— Start of Material provided —
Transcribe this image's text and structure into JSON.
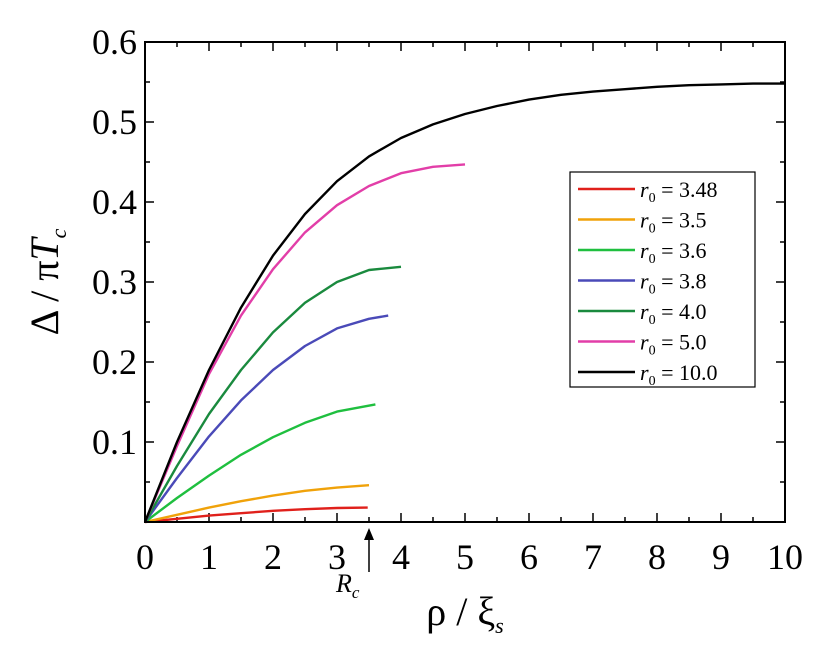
{
  "chart_data": {
    "type": "line",
    "xlabel": "ρ / ξs",
    "ylabel": "Δ / πTc",
    "xlim": [
      0,
      10
    ],
    "ylim": [
      0,
      0.6
    ],
    "x_ticks": [
      "0",
      "1",
      "2",
      "3",
      "4",
      "5",
      "6",
      "7",
      "8",
      "9",
      "10"
    ],
    "y_ticks": [
      "0.1",
      "0.2",
      "0.3",
      "0.4",
      "0.5",
      "0.6"
    ],
    "grid": false,
    "legend_position": "right",
    "annotation": {
      "text": "Rc",
      "x": 3.5
    },
    "series": [
      {
        "name": "r0 = 3.48",
        "color": "#e0201b",
        "points": [
          [
            0,
            0
          ],
          [
            0.5,
            0.004
          ],
          [
            1,
            0.008
          ],
          [
            1.5,
            0.011
          ],
          [
            2,
            0.014
          ],
          [
            2.5,
            0.016
          ],
          [
            3,
            0.0175
          ],
          [
            3.48,
            0.018
          ]
        ]
      },
      {
        "name": "r0 = 3.5",
        "color": "#f0a20a",
        "points": [
          [
            0,
            0
          ],
          [
            0.5,
            0.009
          ],
          [
            1,
            0.018
          ],
          [
            1.5,
            0.026
          ],
          [
            2,
            0.033
          ],
          [
            2.5,
            0.039
          ],
          [
            3,
            0.043
          ],
          [
            3.5,
            0.046
          ]
        ]
      },
      {
        "name": "r0 = 3.6",
        "color": "#1fbf3f",
        "points": [
          [
            0,
            0
          ],
          [
            0.5,
            0.03
          ],
          [
            1,
            0.058
          ],
          [
            1.5,
            0.084
          ],
          [
            2,
            0.106
          ],
          [
            2.5,
            0.124
          ],
          [
            3,
            0.138
          ],
          [
            3.6,
            0.147
          ]
        ]
      },
      {
        "name": "r0 = 3.8",
        "color": "#4a4ab8",
        "points": [
          [
            0,
            0
          ],
          [
            0.5,
            0.055
          ],
          [
            1,
            0.107
          ],
          [
            1.5,
            0.152
          ],
          [
            2,
            0.19
          ],
          [
            2.5,
            0.22
          ],
          [
            3,
            0.242
          ],
          [
            3.5,
            0.254
          ],
          [
            3.8,
            0.258
          ]
        ]
      },
      {
        "name": "r0 = 4.0",
        "color": "#1a8a3e",
        "points": [
          [
            0,
            0
          ],
          [
            0.5,
            0.07
          ],
          [
            1,
            0.135
          ],
          [
            1.5,
            0.19
          ],
          [
            2,
            0.237
          ],
          [
            2.5,
            0.274
          ],
          [
            3,
            0.3
          ],
          [
            3.5,
            0.315
          ],
          [
            4.0,
            0.319
          ]
        ]
      },
      {
        "name": "r0 = 5.0",
        "color": "#e23ea8",
        "points": [
          [
            0,
            0
          ],
          [
            0.5,
            0.095
          ],
          [
            1,
            0.185
          ],
          [
            1.5,
            0.258
          ],
          [
            2,
            0.316
          ],
          [
            2.5,
            0.362
          ],
          [
            3,
            0.396
          ],
          [
            3.5,
            0.42
          ],
          [
            4,
            0.436
          ],
          [
            4.5,
            0.444
          ],
          [
            5.0,
            0.447
          ]
        ]
      },
      {
        "name": "r0 = 10.0",
        "color": "#000000",
        "points": [
          [
            0,
            0
          ],
          [
            0.5,
            0.1
          ],
          [
            1,
            0.19
          ],
          [
            1.5,
            0.268
          ],
          [
            2,
            0.333
          ],
          [
            2.5,
            0.385
          ],
          [
            3,
            0.426
          ],
          [
            3.5,
            0.457
          ],
          [
            4,
            0.48
          ],
          [
            4.5,
            0.497
          ],
          [
            5,
            0.51
          ],
          [
            5.5,
            0.52
          ],
          [
            6,
            0.528
          ],
          [
            6.5,
            0.534
          ],
          [
            7,
            0.538
          ],
          [
            7.5,
            0.541
          ],
          [
            8,
            0.544
          ],
          [
            8.5,
            0.546
          ],
          [
            9,
            0.547
          ],
          [
            9.5,
            0.548
          ],
          [
            10,
            0.548
          ]
        ]
      }
    ]
  }
}
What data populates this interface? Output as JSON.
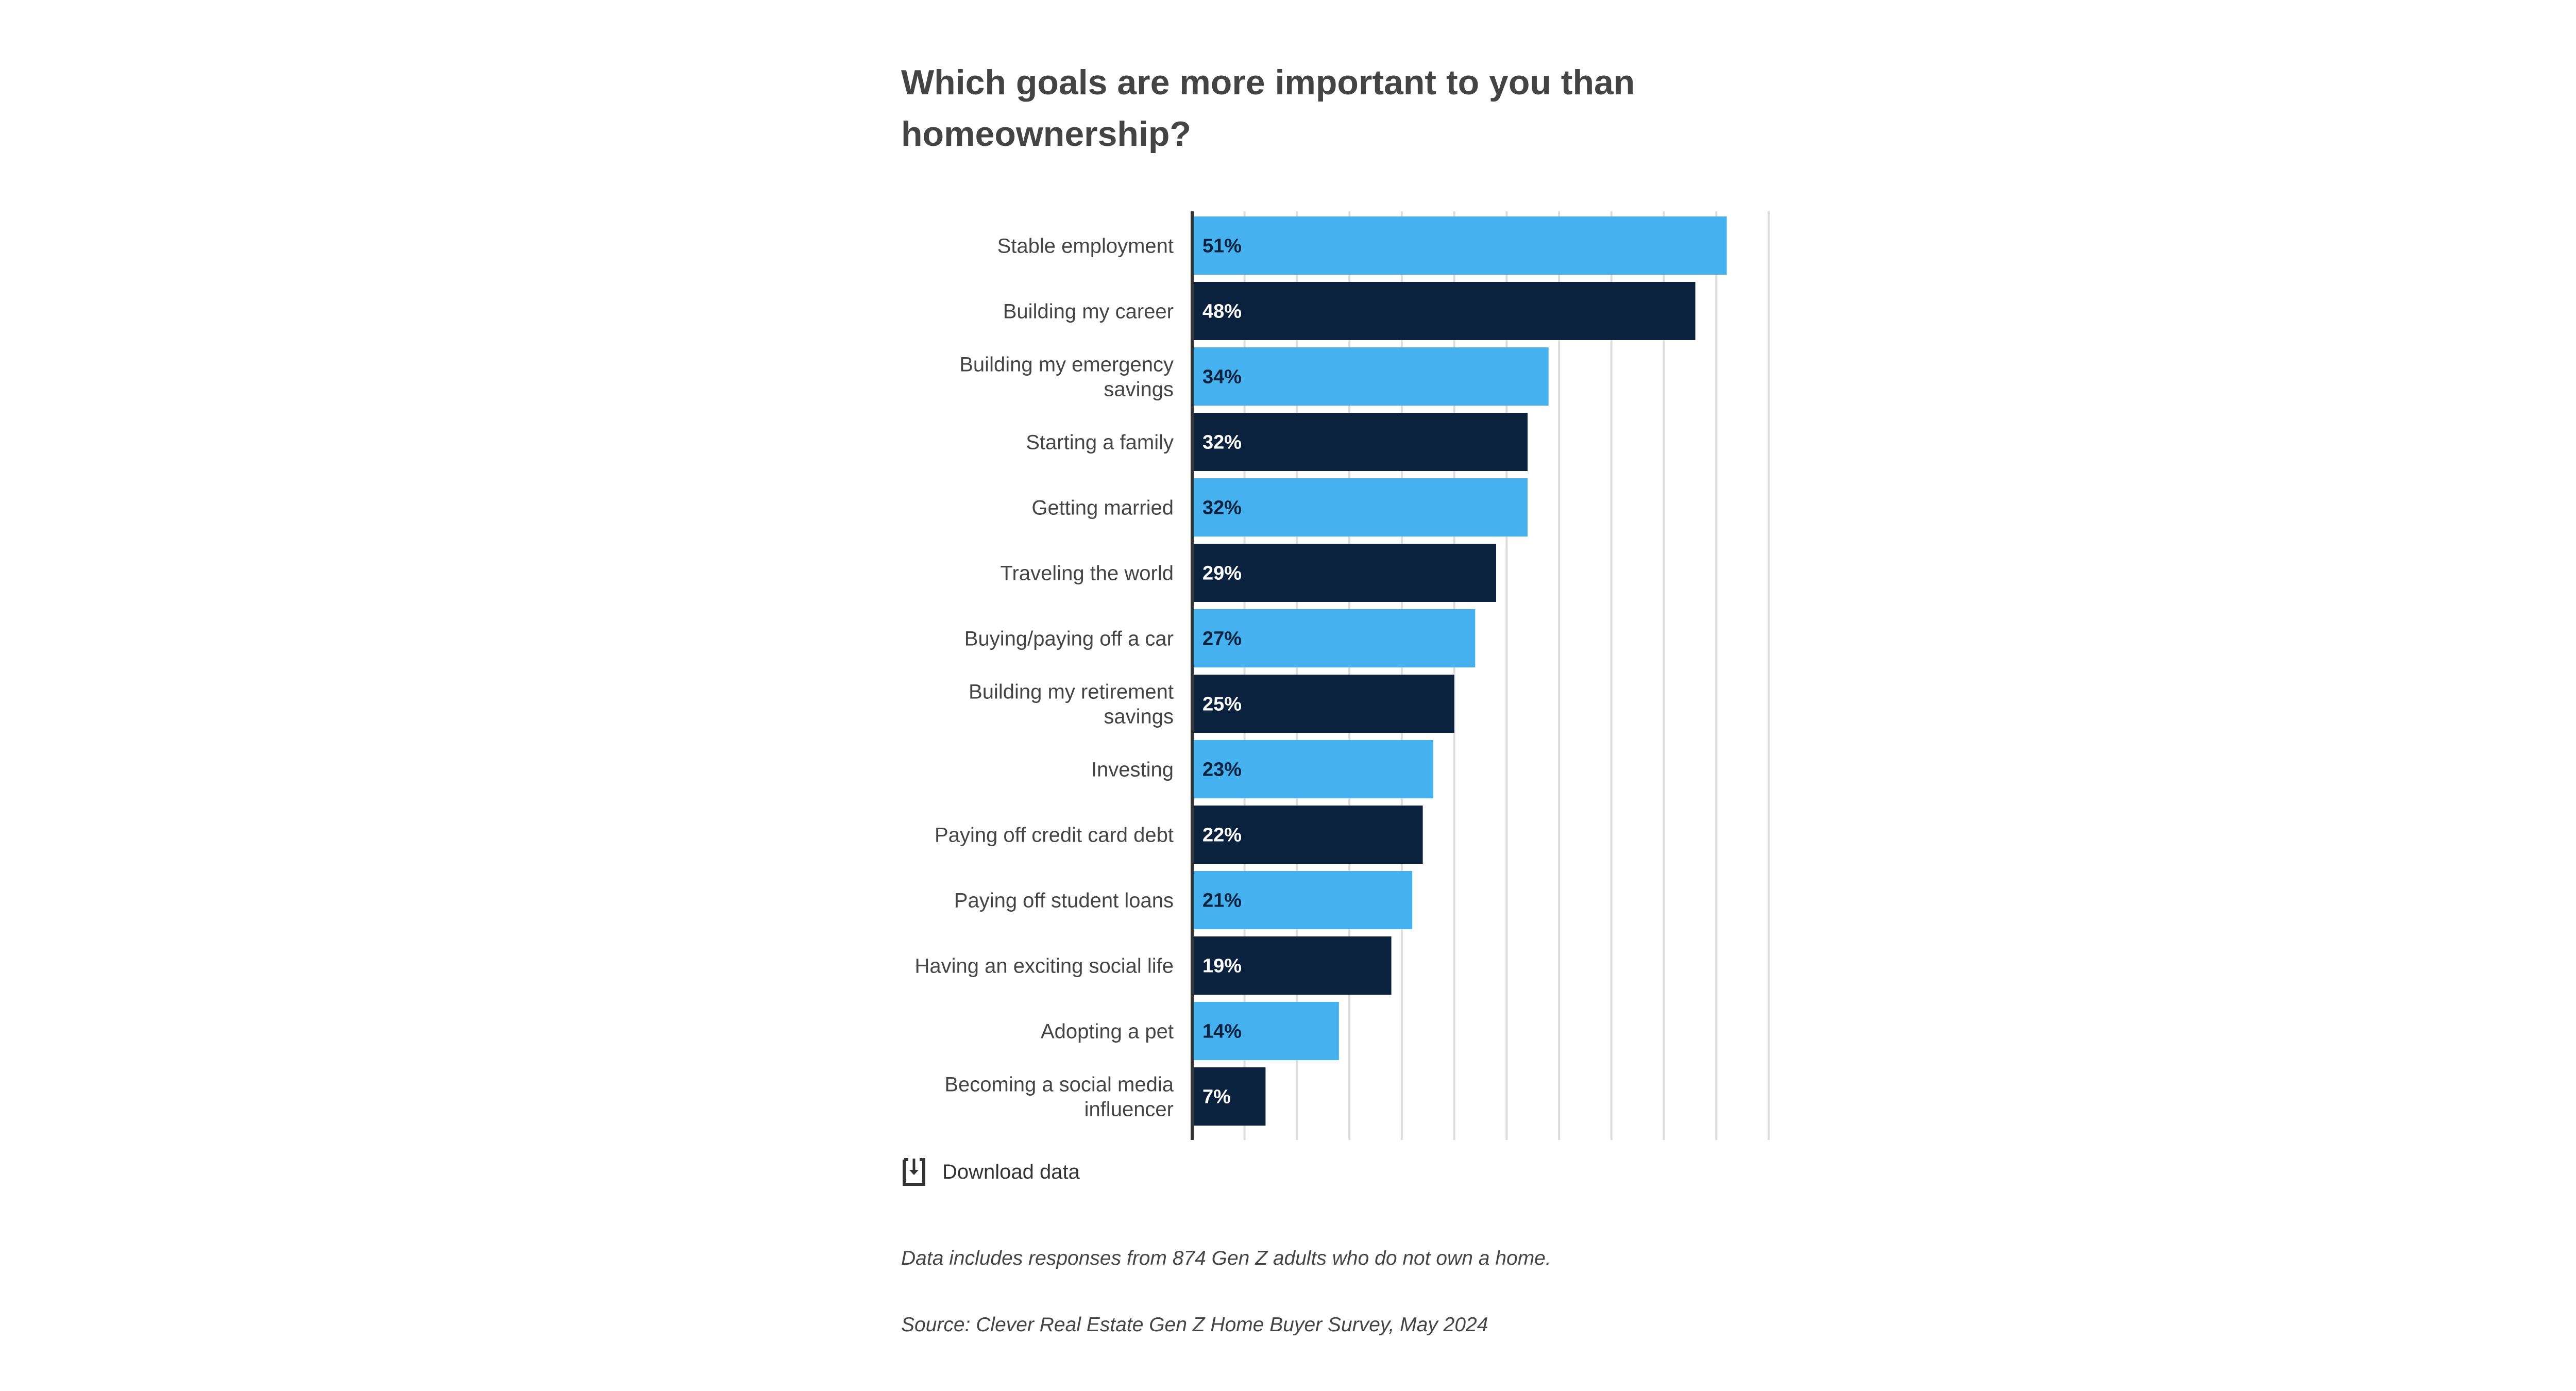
{
  "chart_data": {
    "type": "bar",
    "orientation": "horizontal",
    "title": "Which goals are more important to you than homeownership?",
    "categories": [
      [
        "Stable employment"
      ],
      [
        "Building my career"
      ],
      [
        "Building my emergency",
        "savings"
      ],
      [
        "Starting a family"
      ],
      [
        "Getting married"
      ],
      [
        "Traveling the world"
      ],
      [
        "Buying/paying off a car"
      ],
      [
        "Building my retirement",
        "savings"
      ],
      [
        "Investing"
      ],
      [
        "Paying off credit card debt"
      ],
      [
        "Paying off student loans"
      ],
      [
        "Having an exciting social life"
      ],
      [
        "Adopting a pet"
      ],
      [
        "Becoming a social media",
        "influencer"
      ]
    ],
    "values": [
      51,
      48,
      34,
      32,
      32,
      29,
      27,
      25,
      23,
      22,
      21,
      19,
      14,
      7
    ],
    "data_labels": [
      "51%",
      "48%",
      "34%",
      "32%",
      "32%",
      "29%",
      "27%",
      "25%",
      "23%",
      "22%",
      "21%",
      "19%",
      "14%",
      "7%"
    ],
    "unit": "%",
    "xlim": [
      0,
      55
    ],
    "grid_step": 5,
    "grid": true,
    "bar_colors": [
      "#45B1EE",
      "#0B223F"
    ],
    "label_colors": [
      "#0B223F",
      "#FFFFFF"
    ]
  },
  "download": {
    "label": "Download data",
    "icon": "download-icon"
  },
  "notes": {
    "sample": "Data includes responses from 874 Gen Z adults who do not own a home.",
    "source": "Source: Clever Real Estate Gen Z Home Buyer Survey, May 2024"
  }
}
— End of Material provided —
Give the number of lines in the listing above that hold the string "name", with nothing else.

• **Correct response**:
7